> _Passage provided_

********************

The Ukraine War is in its second month with no signs of stopping anytime soon. Ukrainian President Volodymyr Zelensky’s call “You need to act immediately” during a live-streamed address on April 6 to the UN Security Council members has not stopped the war. And in all fairness, as long as a veto wielding power is the elephant in the room that is the aggressor, nothing good will come out of the UN unless it is reformed.
The currently flawed state even allows a non-veto-wielding client state to get away unscathed with its horrible records of war crimes as long as it has a patron or sponsor who can use its veto power to protect it. Not surprisingly, in May 2021, the USA blocked any resolution to be passed in the UNSC against the apartheid state of Israel for its war crimes in the Gaza. (Despite its genocidal crimes against the native Palestinians, the Biden Administration continues to grant nearly four billion dollars annually to the apartheid state.)
President Biden has called Putin a war criminal and called for a war crimes investigation by the International Criminal Court (ICC). These are genuine calls that are sadly smeared by hypocrisy when the USA refuses to become a member of the ICC! As Congresswoman Ilhan Omar (D-MN) correctly said, “It would be staggeringly hypocritical to support an ICC investigation into Russia, while opposing the court’s very existence as a non-member.” The USA needs to strengthen the ICC by joining the Court that investigates genocides, crimes against humanity and war crimes.

********************

In the Ukraine War commentary, update the part that opens with the words containing "The Ukraine War" and closes with "it is reformed.", changing "second month" to "third month". The listing has nothing to do with the text above.

> _Given data_
********************

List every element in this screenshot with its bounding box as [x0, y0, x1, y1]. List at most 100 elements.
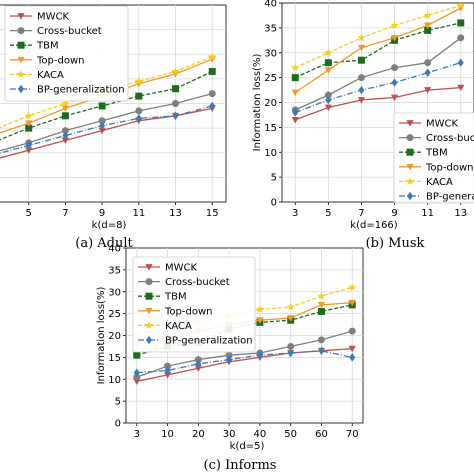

********************

> _The response_
The Ukraine War is in its third month with no signs of stopping anytime soon. Ukrainian President Volodymyr Zelensky’s call “You need to act immediately” during a live-streamed address on April 6 to the UN Security Council members has not stopped the war. And in all fairness, as long as a veto wielding power is the elephant in the room that is the aggressor, nothing good will come out of the UN unless it is reformed.